### Records for processing
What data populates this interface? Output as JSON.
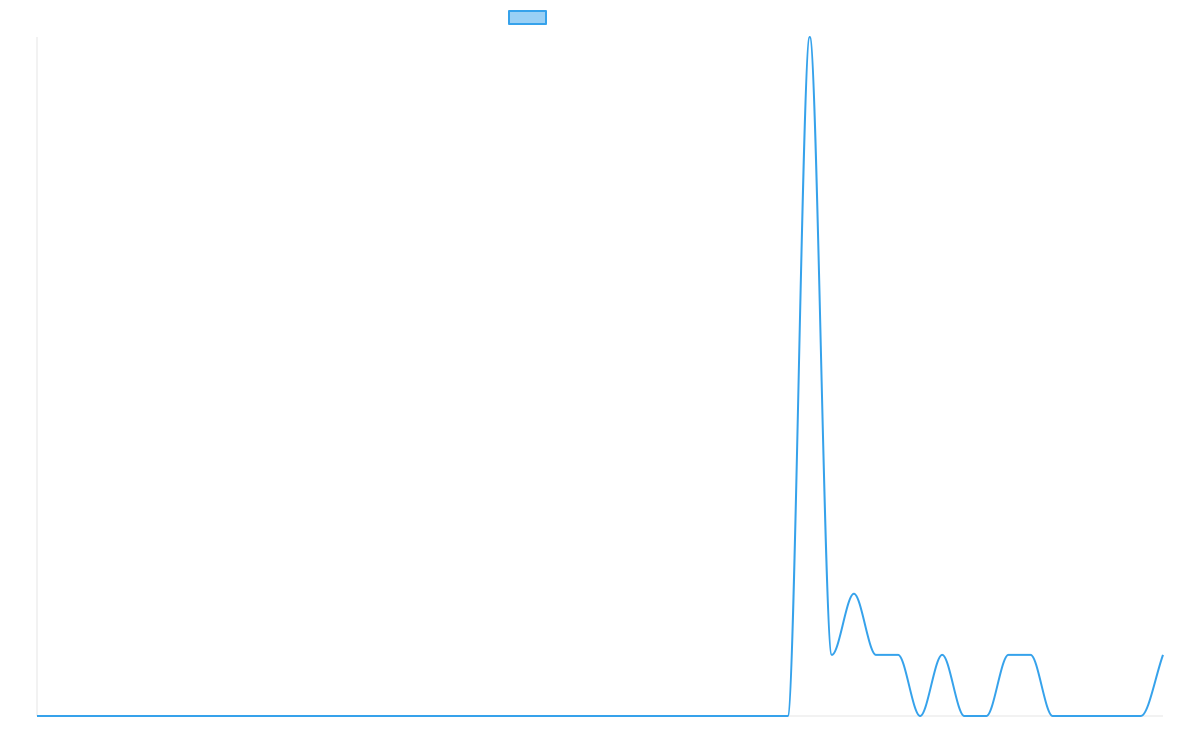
{
  "chart_data": {
    "type": "line",
    "title": "",
    "xlabel": "",
    "ylabel": "",
    "grid": false,
    "legend_placement": "top",
    "colors": {
      "line": "#36a2eb",
      "legend_fill": "#9ad0f5",
      "axis": "#e6e6e6"
    },
    "series": [
      {
        "name": "",
        "x": [
          0,
          34,
          35,
          36,
          37,
          38,
          39,
          40,
          41,
          42,
          43,
          44,
          45,
          46,
          47,
          48,
          49,
          50,
          51
        ],
        "values": [
          0,
          0,
          100,
          9,
          18,
          9,
          9,
          0,
          9,
          0,
          0,
          9,
          9,
          0,
          0,
          0,
          0,
          0,
          9
        ]
      }
    ],
    "xlim": [
      0,
      51
    ],
    "ylim": [
      0,
      100
    ]
  }
}
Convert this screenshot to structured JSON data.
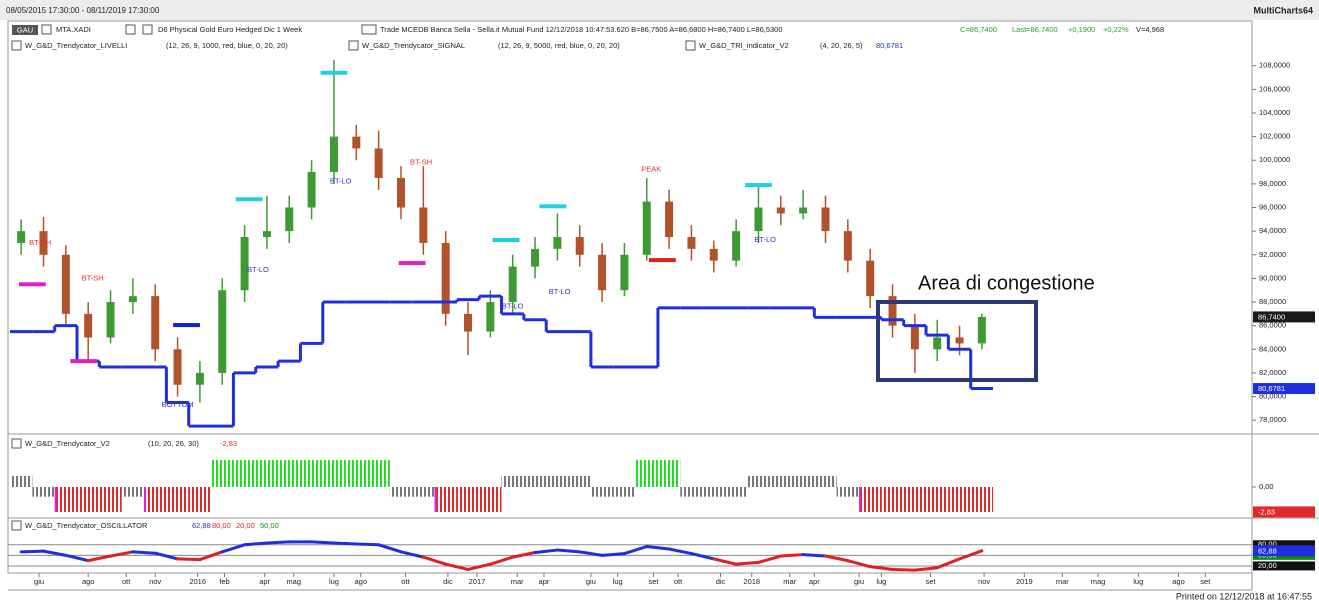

### Problem
Reproduce each record above by retyping it exactly; omit all images.

### Written answer
What data populates this interface? Output as JSON.
{
  "chart_data": {
    "type": "line",
    "title": "",
    "xlabel": "",
    "ylabel": "",
    "grid": false,
    "legend_placement": "top",
    "colors": {
      "line": "#36a2eb",
      "legend_fill": "#9ad0f5",
      "axis": "#e6e6e6"
    },
    "series": [
      {
        "name": "",
        "x": [
          0,
          34,
          35,
          36,
          37,
          38,
          39,
          40,
          41,
          42,
          43,
          44,
          45,
          46,
          47,
          48,
          49,
          50,
          51
        ],
        "values": [
          0,
          0,
          100,
          9,
          18,
          9,
          9,
          0,
          9,
          0,
          0,
          9,
          9,
          0,
          0,
          0,
          0,
          0,
          9
        ]
      }
    ],
    "xlim": [
      0,
      51
    ],
    "ylim": [
      0,
      100
    ]
  }
}
Convert this screenshot to structured JSON data.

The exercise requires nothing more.